Show each line of the data below that has the string "ylabel" in it.

════════════════

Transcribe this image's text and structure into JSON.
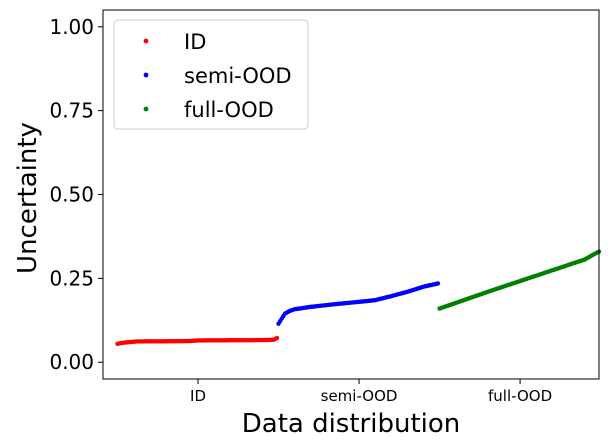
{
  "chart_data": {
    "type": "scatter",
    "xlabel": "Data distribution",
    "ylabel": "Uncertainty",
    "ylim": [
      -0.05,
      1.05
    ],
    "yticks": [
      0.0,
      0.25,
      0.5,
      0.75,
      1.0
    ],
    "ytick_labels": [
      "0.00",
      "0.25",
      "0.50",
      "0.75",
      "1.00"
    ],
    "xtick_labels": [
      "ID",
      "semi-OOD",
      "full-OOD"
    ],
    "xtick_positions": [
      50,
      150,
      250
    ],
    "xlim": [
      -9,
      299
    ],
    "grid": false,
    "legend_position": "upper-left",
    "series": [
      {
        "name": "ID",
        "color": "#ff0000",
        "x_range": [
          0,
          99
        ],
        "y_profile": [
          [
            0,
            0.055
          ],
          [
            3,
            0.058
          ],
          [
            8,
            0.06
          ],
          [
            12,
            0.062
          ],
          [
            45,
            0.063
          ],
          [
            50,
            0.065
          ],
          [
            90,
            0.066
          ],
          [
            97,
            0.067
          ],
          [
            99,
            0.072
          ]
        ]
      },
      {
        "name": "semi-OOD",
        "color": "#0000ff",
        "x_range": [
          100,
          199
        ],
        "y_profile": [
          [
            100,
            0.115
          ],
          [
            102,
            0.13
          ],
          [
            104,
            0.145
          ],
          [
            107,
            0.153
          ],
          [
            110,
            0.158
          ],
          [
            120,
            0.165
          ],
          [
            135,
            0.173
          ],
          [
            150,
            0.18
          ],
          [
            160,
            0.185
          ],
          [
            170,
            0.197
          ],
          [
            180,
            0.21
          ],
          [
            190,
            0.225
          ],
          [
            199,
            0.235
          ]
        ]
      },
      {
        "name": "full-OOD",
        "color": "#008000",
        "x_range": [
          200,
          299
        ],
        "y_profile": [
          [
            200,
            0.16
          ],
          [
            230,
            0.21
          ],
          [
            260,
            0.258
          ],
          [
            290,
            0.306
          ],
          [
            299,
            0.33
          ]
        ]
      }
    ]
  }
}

════════════════

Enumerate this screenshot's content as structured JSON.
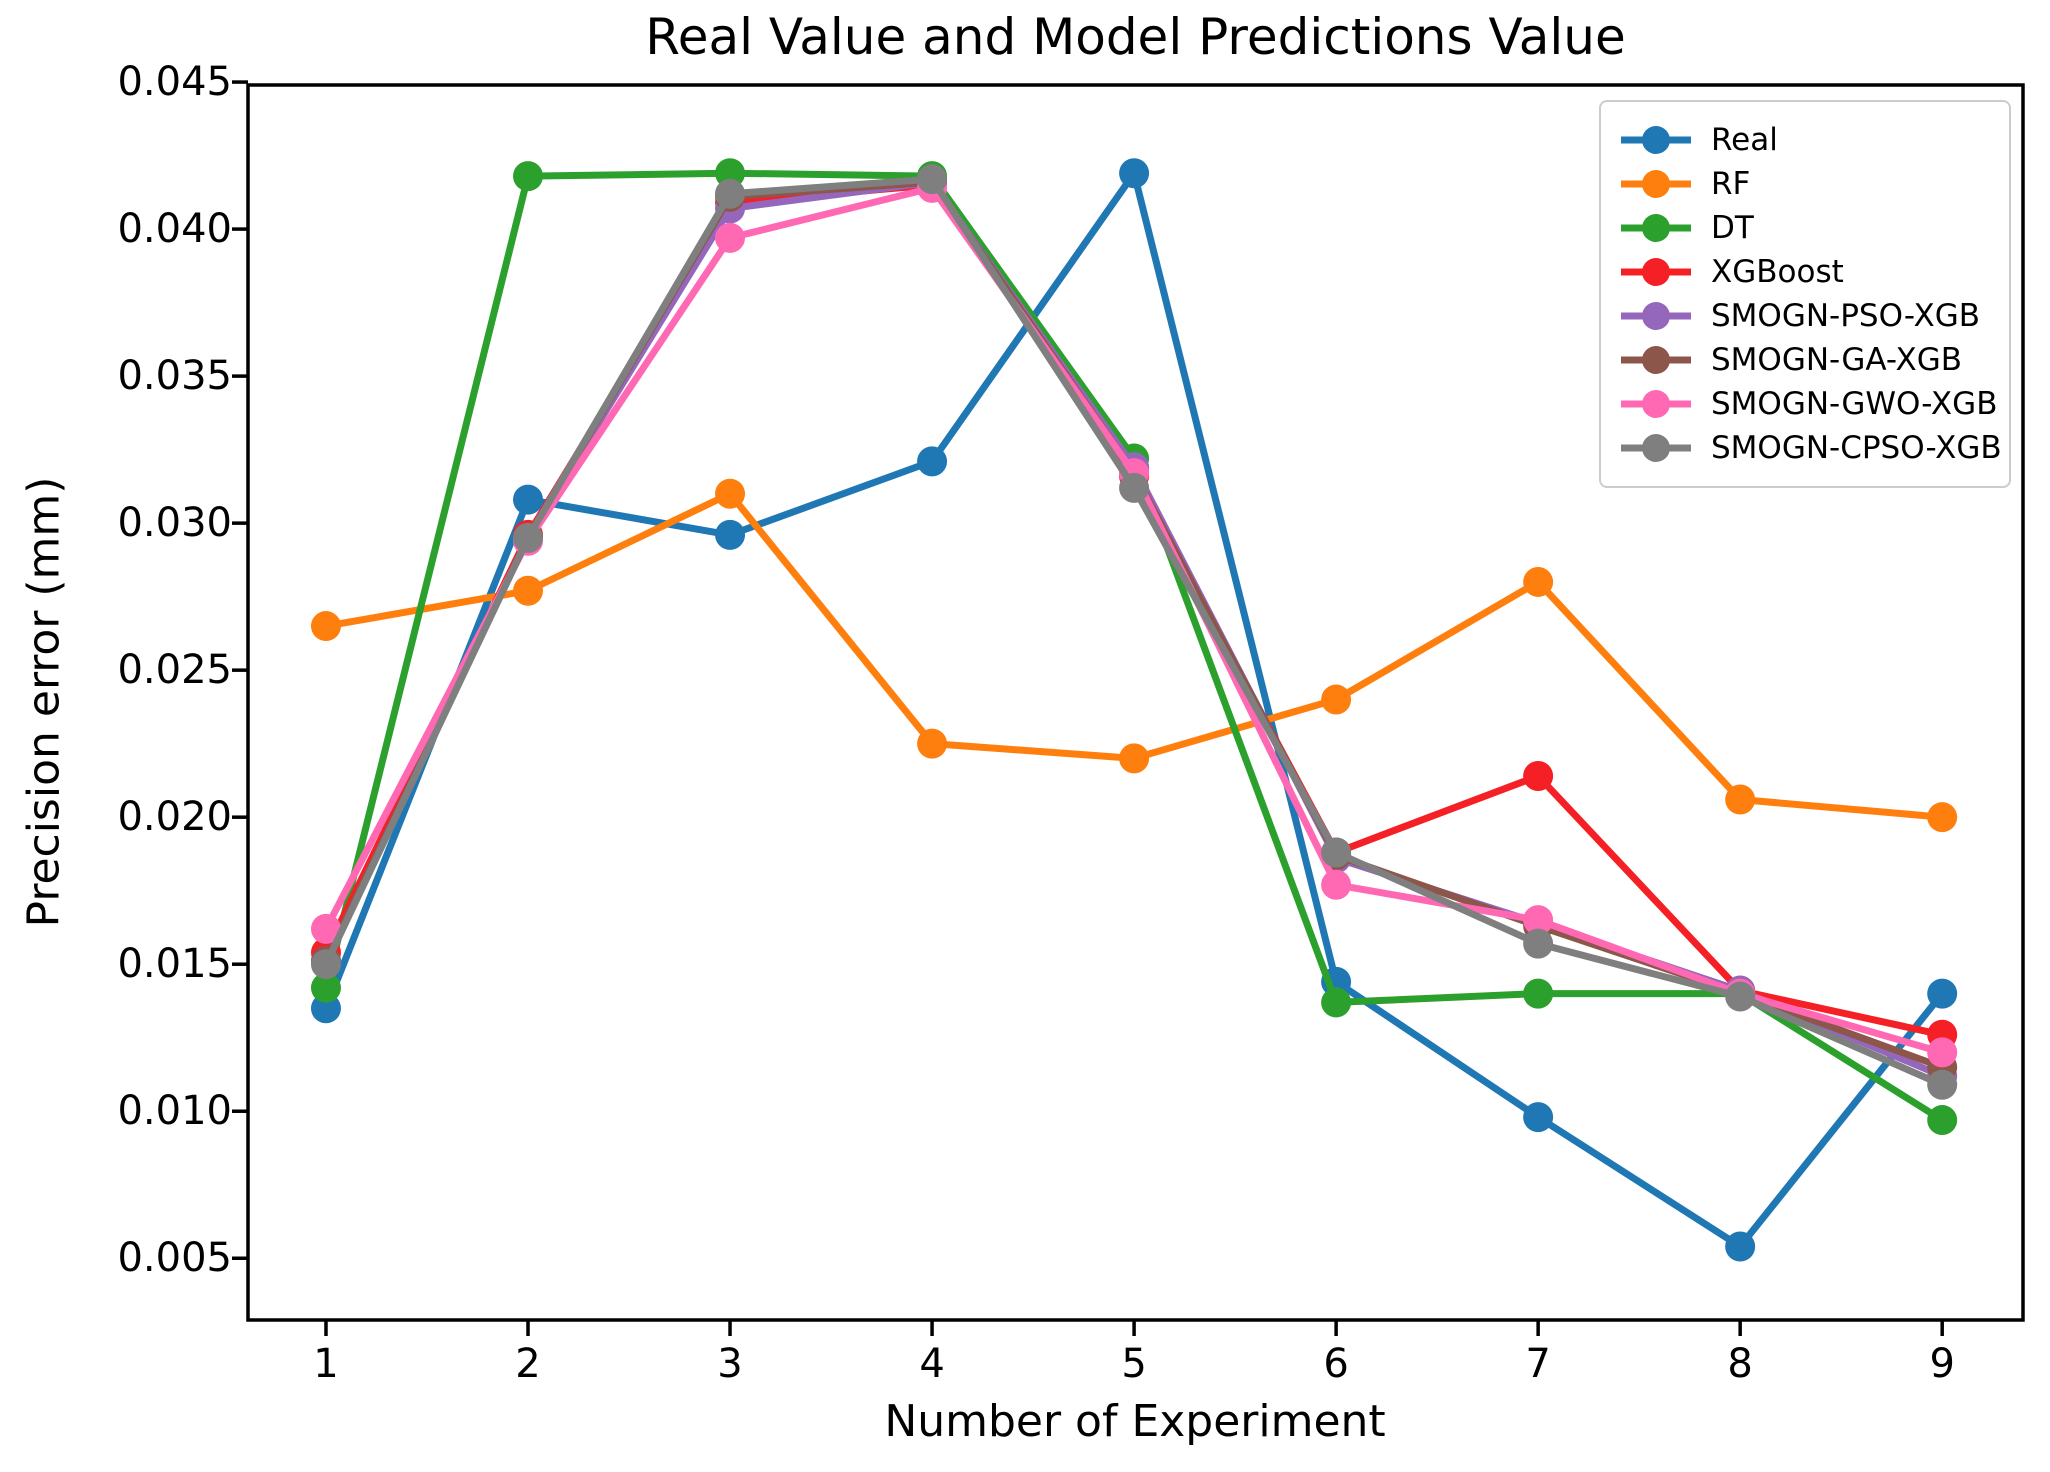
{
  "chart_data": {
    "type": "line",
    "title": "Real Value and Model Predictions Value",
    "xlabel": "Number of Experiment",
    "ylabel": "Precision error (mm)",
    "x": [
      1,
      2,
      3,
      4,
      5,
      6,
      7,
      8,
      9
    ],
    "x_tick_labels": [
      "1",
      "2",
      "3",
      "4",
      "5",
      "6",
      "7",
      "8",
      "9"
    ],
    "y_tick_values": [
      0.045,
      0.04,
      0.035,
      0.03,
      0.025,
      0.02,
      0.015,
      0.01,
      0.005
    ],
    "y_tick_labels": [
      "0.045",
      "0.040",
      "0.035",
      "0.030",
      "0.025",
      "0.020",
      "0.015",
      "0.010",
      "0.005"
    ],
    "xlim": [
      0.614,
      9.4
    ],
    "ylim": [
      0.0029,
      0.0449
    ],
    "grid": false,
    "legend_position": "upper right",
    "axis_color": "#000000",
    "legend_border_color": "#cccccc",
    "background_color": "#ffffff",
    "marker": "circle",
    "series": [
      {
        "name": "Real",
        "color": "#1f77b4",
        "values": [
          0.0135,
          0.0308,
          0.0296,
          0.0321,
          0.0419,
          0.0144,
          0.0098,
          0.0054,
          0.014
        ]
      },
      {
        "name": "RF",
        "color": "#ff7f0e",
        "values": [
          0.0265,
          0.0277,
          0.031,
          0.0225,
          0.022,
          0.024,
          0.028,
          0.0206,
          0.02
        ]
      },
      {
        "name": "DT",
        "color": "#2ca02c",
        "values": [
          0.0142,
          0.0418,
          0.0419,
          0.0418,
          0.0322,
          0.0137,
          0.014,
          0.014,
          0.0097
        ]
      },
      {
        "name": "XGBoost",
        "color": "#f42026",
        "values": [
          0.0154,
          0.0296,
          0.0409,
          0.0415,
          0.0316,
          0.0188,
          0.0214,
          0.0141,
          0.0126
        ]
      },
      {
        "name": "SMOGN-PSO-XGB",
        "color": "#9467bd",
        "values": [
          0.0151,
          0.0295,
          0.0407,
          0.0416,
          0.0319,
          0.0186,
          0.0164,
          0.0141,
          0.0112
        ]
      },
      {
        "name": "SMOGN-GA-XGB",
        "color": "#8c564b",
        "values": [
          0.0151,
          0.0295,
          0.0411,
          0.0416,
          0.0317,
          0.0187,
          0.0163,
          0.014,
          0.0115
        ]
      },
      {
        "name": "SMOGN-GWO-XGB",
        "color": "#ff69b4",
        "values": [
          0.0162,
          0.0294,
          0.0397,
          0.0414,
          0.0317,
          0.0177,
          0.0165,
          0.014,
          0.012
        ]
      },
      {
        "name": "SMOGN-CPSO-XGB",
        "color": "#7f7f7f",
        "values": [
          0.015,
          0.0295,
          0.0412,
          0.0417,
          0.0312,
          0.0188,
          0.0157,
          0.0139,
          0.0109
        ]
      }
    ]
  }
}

════════════════

▶ Solved exercise
    "ylabel": "Uncertainty",
    "ylabel": "Precision error (mm)",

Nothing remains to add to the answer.